• _REQUIRED ACTION A_: List every kind of online source that the social media abstract says was searched through the two subscription services.
• _REQUIRED ACTION B_: Write the next part of the social media abstract, continuing after its last sentence.

• _PAGE TEXT_:

____________

31986 Social Media As Qualitative Research: Reports of a Data Mining Experiment

iana simeonov, ba, UCSF school of medicine, UCSF, San Francisco, CA

Background:  Consumers are routinely broadcasting information about their health, their state of mind, and getting and giving advice about health through social media. Social media offers volumes of rapid, real-time, self-reported and unfiltered information.  

Program background:  We wanted to explore if the unsolicited and easily accessed information posted by consumers on social media sites would correlated with findings from previous rounds of expensive and time-consuming qualitative research. Our topic was parent’s observations of possible poisonings, their course of action and their view of poison control services. We also sought to determine if such channels offered an entry point for public health interventions or promotion opportunities. Using two subscription services that aggregate streams of information from the social and traditional web, hundreds of thousands of blog sites, online discussion forums, Twitter feeds and news articles were searched. Words used in conjunction with “poison control” were analyzed to determine context and ranked for sentiment. Facebook was excluded because it does not allow outside services access to data.

____________

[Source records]
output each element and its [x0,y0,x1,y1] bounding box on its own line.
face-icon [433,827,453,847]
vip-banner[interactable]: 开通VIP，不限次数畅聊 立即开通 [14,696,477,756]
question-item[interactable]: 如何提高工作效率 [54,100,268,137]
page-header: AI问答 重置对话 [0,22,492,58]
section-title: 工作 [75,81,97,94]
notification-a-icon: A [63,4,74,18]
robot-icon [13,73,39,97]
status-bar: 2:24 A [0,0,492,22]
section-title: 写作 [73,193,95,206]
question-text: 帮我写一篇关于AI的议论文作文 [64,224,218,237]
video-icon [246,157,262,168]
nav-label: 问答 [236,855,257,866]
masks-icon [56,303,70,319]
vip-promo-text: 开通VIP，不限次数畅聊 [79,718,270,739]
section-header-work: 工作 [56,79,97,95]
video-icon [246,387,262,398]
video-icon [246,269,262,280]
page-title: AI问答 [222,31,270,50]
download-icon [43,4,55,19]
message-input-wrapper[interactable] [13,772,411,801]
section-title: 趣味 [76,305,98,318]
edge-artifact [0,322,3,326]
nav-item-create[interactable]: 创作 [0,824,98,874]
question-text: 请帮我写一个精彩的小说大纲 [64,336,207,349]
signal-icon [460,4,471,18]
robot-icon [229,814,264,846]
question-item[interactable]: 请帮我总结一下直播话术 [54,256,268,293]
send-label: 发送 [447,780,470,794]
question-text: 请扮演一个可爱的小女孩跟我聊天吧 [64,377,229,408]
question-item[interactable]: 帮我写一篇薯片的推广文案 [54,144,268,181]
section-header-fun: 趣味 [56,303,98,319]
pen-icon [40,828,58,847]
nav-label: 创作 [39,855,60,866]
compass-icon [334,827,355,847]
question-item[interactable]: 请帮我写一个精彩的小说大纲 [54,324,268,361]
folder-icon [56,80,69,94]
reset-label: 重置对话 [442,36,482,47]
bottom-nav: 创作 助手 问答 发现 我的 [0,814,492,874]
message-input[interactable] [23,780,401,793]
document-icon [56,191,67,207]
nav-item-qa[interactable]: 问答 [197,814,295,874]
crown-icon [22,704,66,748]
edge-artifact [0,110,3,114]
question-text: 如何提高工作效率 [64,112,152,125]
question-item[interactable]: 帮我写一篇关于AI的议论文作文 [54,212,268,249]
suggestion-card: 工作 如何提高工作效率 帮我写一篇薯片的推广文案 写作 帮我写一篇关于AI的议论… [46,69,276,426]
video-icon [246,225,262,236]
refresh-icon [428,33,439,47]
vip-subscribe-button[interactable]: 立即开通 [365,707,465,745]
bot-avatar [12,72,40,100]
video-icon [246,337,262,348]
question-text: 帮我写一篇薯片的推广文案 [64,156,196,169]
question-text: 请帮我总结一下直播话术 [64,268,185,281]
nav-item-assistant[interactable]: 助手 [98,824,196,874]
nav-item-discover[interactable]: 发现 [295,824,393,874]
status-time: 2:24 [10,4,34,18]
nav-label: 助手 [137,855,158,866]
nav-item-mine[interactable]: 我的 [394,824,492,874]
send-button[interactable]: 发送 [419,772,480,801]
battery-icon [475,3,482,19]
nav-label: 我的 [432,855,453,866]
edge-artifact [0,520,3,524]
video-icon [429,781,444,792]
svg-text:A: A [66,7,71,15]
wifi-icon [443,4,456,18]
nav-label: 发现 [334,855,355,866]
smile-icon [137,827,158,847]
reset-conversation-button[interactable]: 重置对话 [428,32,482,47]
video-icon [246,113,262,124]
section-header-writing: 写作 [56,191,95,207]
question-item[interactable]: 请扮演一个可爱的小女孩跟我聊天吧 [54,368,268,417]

____________

• _TASK OUTPUT A_: Blog sites, online discussion forums, Twitter feeds, and news articles.

• _TASK OUTPUT B_:
Evaluation Methods and Results:  In a 3 month period “poison control” appeared in 1100 blog posts, 428 comments on blog sites, 860 discussion forums, and 160 Twitter feeds. Nearly 30% of social media mentions using the words “poison” and “control” were unrelated to an experience with a poison control service. Relevant mentions of unintentional exposures or crowdsourcing of advice, largely by parents to other parents, skewed negative in sentiment. This initial finding was in conflict with qualitative data, however, detailed observation of individual posts, easily accomplished using both services, revealed that the actual experience of talking with a poison control service was overwhelmingly positive. Needing the service was what produced negative sentiment. Terms and conversation tags such as “parenting fail”, “mom fail” and “bad parent” were commonly included in these posts. This exact sentiment also surfaced in a series of 10 focus groups previously fielded with parents at.

Conclusions:  The cost approximately of the social media mining services combined was far less than even a tenth the cost of our qualitative research. The posts also afforded opportunities to engage directly with consumers, which helped build a community of parents who were then able to champion poison centers as a resource.

Implications for research and/or practice:  Social media offers significant opportunities for understanding consumer health behavior that are more cost-effective than traditional research methods. Observing health “crowdsourcing” and unfiltered experience also affords opportunities for direct engagement.